(Records from a data collection)
[start]

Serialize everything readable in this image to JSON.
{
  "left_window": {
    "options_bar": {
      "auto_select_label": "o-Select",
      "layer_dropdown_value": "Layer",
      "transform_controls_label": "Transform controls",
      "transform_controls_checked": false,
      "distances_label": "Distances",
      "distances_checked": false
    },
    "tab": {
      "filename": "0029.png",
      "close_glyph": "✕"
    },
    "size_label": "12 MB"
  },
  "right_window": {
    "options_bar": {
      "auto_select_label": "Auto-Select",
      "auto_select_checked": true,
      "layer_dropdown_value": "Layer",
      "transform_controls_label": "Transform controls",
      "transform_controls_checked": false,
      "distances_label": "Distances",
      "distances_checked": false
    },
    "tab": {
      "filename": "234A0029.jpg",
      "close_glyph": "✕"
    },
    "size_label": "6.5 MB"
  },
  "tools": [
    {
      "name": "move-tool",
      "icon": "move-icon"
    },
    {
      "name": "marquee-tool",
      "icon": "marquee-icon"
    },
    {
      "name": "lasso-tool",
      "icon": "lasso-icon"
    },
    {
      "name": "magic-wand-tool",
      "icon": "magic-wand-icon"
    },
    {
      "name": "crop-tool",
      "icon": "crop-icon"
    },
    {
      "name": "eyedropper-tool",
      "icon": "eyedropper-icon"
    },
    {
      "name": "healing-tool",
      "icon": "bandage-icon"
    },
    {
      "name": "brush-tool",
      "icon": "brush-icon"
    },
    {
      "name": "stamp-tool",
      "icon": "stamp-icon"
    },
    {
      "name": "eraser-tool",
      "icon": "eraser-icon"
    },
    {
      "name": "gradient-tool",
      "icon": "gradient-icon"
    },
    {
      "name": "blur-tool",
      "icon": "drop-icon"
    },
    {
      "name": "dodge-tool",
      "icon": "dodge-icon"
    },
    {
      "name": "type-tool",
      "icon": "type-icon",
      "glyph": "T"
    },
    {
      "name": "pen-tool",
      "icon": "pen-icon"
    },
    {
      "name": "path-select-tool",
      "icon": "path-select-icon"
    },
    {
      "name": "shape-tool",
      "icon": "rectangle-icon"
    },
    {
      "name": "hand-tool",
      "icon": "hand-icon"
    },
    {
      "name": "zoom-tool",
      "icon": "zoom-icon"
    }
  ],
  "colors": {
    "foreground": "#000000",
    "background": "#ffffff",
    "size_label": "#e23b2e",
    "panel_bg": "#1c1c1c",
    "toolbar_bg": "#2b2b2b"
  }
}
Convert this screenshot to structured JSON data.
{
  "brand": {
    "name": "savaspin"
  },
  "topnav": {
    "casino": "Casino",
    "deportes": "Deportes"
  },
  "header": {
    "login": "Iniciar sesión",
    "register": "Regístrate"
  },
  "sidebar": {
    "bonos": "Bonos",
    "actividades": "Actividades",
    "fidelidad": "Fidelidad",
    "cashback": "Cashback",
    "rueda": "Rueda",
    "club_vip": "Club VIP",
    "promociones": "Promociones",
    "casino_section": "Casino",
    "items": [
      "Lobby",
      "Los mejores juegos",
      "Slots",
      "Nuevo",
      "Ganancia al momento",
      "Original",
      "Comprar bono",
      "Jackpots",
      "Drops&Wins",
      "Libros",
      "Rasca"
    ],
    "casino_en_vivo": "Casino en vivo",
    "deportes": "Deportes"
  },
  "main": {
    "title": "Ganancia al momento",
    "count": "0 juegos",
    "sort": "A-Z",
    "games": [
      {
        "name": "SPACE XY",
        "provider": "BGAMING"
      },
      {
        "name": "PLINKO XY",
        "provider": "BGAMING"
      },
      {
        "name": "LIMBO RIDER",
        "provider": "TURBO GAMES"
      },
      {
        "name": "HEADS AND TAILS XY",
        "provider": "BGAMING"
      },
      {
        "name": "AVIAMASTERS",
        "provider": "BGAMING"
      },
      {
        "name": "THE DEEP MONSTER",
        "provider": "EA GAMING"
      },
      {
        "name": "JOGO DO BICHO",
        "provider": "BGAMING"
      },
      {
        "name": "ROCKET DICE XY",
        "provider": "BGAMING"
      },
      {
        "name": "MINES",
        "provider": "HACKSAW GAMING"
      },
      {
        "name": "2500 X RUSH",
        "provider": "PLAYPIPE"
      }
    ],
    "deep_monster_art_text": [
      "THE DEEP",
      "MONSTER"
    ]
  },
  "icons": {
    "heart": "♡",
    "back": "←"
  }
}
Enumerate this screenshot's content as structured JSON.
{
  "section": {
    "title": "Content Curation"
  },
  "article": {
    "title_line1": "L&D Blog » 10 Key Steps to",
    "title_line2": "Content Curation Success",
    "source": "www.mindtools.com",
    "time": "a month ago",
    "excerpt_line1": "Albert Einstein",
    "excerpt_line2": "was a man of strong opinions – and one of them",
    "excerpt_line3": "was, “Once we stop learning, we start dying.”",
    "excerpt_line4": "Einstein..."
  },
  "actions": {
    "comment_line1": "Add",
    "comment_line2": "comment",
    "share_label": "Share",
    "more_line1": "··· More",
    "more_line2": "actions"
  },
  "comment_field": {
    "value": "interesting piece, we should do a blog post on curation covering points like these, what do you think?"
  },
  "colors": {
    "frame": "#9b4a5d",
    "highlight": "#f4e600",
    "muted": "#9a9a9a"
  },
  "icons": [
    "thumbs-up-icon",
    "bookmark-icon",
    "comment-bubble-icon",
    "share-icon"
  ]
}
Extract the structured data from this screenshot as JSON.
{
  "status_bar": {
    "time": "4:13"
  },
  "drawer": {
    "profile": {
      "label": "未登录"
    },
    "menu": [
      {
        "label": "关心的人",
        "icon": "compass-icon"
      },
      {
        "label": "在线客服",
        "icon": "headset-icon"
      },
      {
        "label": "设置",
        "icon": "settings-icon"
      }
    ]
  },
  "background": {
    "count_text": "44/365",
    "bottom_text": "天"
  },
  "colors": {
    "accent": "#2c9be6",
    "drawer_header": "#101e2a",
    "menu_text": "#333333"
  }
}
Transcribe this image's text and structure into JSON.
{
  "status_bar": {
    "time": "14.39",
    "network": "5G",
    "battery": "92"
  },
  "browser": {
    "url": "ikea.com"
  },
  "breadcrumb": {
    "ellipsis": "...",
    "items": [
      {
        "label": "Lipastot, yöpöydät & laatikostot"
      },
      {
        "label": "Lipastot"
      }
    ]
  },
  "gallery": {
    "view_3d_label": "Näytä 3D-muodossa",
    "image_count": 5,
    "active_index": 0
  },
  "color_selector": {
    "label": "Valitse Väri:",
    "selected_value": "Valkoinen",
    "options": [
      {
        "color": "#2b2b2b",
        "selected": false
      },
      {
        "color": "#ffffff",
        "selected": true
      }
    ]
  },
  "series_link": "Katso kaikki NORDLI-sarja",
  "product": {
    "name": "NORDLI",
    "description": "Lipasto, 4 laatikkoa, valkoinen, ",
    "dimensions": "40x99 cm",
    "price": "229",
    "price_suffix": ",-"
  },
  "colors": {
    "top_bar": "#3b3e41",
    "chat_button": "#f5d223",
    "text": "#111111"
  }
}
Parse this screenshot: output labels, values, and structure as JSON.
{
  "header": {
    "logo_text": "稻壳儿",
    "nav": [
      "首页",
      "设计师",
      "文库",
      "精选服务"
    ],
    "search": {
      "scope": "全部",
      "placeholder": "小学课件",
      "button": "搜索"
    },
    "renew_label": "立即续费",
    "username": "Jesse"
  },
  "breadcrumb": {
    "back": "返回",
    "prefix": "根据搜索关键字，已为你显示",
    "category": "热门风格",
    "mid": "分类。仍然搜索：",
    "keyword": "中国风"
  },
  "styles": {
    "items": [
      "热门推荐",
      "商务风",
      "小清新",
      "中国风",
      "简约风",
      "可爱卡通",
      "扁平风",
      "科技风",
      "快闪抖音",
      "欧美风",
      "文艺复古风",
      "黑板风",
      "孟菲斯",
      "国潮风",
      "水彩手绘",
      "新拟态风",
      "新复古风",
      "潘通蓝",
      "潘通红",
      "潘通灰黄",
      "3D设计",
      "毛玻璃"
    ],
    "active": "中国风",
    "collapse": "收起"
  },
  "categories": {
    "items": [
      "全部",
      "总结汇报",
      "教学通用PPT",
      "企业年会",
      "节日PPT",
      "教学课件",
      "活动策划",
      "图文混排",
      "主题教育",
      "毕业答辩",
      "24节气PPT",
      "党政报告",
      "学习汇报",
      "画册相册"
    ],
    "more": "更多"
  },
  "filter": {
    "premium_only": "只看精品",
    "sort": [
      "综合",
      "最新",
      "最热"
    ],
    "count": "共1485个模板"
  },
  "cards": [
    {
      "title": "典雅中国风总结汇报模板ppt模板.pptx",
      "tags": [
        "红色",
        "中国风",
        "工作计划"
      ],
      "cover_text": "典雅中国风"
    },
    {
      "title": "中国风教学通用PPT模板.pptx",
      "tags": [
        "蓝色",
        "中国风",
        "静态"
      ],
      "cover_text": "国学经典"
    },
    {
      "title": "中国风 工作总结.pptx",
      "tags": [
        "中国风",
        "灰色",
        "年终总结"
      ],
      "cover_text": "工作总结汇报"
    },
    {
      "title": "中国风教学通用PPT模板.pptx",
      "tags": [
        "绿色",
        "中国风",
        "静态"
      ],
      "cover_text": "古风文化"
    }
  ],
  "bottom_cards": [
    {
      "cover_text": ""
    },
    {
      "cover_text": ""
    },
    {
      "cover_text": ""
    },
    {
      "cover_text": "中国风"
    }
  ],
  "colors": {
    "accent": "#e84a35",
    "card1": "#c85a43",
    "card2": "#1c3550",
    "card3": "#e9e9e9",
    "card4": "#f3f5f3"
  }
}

[end]

Every line of the listing that holds "marquee" should be found and copied.

      "name": "marquee-tool",
      "icon": "marquee-icon"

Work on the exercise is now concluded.